#### LISTING ####

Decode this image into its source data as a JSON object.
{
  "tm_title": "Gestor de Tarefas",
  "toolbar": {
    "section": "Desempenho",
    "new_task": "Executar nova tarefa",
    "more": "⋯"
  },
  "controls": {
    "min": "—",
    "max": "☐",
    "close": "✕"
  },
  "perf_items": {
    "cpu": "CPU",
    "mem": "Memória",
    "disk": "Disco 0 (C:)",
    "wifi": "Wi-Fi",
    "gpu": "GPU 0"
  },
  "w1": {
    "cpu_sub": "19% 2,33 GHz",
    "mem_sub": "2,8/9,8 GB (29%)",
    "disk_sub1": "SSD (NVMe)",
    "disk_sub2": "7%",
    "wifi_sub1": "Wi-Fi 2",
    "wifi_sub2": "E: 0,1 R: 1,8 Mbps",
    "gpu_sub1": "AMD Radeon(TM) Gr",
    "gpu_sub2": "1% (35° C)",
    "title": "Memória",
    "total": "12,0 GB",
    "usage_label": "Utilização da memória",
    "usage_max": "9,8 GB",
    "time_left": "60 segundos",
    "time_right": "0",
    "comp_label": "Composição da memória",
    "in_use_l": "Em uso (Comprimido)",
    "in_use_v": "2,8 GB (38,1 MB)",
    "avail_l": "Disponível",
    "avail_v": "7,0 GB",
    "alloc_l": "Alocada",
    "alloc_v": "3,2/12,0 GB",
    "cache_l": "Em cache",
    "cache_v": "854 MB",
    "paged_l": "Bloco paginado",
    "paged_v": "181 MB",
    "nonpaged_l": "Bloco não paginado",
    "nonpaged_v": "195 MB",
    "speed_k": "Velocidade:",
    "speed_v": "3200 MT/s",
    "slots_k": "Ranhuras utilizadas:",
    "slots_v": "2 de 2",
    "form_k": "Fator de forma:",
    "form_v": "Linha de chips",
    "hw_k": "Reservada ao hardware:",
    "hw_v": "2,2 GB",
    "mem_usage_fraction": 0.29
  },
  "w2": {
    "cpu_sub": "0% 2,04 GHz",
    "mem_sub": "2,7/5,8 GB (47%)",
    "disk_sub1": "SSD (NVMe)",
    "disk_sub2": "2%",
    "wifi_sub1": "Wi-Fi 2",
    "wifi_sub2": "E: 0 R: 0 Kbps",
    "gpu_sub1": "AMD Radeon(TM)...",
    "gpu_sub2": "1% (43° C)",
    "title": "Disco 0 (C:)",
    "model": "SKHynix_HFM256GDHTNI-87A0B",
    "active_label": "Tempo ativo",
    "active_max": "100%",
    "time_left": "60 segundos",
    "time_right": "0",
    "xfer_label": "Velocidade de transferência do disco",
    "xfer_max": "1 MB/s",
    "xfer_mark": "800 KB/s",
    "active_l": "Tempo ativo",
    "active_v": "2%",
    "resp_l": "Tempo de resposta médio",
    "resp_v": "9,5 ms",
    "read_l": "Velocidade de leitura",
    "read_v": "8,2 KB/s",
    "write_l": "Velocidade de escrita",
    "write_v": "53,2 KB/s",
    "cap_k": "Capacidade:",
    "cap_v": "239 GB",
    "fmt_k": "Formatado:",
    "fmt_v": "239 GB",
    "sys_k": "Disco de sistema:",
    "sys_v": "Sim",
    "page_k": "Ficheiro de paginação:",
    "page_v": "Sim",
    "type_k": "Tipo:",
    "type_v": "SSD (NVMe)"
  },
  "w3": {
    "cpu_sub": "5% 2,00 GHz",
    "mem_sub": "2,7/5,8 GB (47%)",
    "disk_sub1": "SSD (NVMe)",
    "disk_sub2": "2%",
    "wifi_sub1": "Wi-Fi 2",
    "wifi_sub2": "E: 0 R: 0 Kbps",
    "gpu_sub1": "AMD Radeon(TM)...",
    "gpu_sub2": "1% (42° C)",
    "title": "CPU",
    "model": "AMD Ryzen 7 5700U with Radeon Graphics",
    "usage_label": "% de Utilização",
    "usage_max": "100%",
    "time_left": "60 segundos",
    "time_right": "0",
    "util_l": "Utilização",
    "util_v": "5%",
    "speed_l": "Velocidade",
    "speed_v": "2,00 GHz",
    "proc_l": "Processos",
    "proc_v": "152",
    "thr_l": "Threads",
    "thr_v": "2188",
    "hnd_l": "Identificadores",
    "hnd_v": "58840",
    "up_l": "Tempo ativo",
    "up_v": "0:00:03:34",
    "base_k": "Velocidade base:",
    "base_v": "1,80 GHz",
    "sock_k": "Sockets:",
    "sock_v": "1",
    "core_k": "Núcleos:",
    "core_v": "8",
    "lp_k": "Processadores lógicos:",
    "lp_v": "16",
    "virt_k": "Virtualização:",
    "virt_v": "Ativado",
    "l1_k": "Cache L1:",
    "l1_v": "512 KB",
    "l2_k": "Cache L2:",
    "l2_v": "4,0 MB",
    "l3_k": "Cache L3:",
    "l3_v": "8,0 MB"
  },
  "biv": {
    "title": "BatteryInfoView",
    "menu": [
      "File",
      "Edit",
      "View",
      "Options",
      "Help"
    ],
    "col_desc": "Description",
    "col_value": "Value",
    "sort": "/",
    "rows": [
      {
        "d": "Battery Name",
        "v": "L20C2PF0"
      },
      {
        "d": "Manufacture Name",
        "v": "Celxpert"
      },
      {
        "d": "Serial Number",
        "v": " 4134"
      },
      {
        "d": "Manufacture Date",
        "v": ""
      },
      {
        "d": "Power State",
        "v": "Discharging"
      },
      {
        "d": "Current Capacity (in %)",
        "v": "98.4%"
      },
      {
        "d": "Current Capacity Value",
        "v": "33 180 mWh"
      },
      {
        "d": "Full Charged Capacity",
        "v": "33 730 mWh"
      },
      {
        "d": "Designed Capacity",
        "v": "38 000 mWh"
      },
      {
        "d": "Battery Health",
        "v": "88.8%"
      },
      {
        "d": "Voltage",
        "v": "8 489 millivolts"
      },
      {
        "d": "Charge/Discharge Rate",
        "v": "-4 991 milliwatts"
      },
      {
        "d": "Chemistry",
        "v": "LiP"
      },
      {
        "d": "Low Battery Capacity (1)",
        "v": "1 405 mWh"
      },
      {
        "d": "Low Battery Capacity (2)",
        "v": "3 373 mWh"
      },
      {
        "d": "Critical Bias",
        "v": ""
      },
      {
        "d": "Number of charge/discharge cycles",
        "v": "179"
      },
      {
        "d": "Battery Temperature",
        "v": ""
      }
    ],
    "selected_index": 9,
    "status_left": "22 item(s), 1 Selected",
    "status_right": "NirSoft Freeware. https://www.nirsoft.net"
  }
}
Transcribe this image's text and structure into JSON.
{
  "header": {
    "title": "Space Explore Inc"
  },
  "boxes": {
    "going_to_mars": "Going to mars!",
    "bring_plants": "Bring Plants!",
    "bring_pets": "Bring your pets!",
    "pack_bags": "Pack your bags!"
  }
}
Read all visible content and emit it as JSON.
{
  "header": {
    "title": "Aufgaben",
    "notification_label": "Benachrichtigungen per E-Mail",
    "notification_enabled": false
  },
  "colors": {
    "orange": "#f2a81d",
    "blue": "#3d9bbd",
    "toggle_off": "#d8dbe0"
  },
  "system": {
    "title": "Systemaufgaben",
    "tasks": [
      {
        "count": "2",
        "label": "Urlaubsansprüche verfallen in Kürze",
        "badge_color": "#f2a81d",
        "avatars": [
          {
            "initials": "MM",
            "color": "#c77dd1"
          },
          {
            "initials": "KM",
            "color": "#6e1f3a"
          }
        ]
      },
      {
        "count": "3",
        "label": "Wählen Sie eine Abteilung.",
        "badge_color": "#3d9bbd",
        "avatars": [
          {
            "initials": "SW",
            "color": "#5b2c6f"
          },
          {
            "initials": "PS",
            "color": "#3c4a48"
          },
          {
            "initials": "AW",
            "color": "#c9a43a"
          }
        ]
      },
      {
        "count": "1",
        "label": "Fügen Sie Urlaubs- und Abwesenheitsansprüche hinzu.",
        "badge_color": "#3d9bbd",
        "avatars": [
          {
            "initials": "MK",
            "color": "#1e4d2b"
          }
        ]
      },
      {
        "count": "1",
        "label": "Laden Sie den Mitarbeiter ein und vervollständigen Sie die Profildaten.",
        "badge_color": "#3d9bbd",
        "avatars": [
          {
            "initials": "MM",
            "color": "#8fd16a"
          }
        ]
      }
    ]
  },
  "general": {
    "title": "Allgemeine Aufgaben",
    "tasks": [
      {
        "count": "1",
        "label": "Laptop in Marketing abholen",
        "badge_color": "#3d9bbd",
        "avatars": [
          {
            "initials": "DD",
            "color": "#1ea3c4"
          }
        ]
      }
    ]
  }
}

####

Repeat exactly, and only, the lines from the line containing "Read all visible content and emit it as JSON." through the last line of the records above, both included.

Read all visible content and emit it as JSON.
{
  "header": {
    "title": "Aufgaben",
    "notification_label": "Benachrichtigungen per E-Mail",
    "notification_enabled": false
  },
  "colors": {
    "orange": "#f2a81d",
    "blue": "#3d9bbd",
    "toggle_off": "#d8dbe0"
  },
  "system": {
    "title": "Systemaufgaben",
    "tasks": [
      {
        "count": "2",
        "label": "Urlaubsansprüche verfallen in Kürze",
        "badge_color": "#f2a81d",
        "avatars": [
          {
            "initials": "MM",
            "color": "#c77dd1"
          },
          {
            "initials": "KM",
            "color": "#6e1f3a"
          }
        ]
      },
      {
        "count": "3",
        "label": "Wählen Sie eine Abteilung.",
        "badge_color": "#3d9bbd",
        "avatars": [
          {
            "initials": "SW",
            "color": "#5b2c6f"
          },
          {
            "initials": "PS",
            "color": "#3c4a48"
          },
          {
            "initials": "AW",
            "color": "#c9a43a"
          }
        ]
      },
      {
        "count": "1",
        "label": "Fügen Sie Urlaubs- und Abwesenheitsansprüche hinzu.",
        "badge_color": "#3d9bbd",
        "avatars": [
          {
            "initials": "MK",
            "color": "#1e4d2b"
          }
        ]
      },
      {
        "count": "1",
        "label": "Laden Sie den Mitarbeiter ein und vervollständigen Sie die Profildaten.",
        "badge_color": "#3d9bbd",
        "avatars": [
          {
            "initials": "MM",
            "color": "#8fd16a"
          }
        ]
      }
    ]
  },
  "general": {
    "title": "Allgemeine Aufgaben",
    "tasks": [
      {
        "count": "1",
        "label": "Laptop in Marketing abholen",
        "badge_color": "#3d9bbd",
        "avatars": [
          {
            "initials": "DD",
            "color": "#1ea3c4"
          }
        ]
      }
    ]
  }
}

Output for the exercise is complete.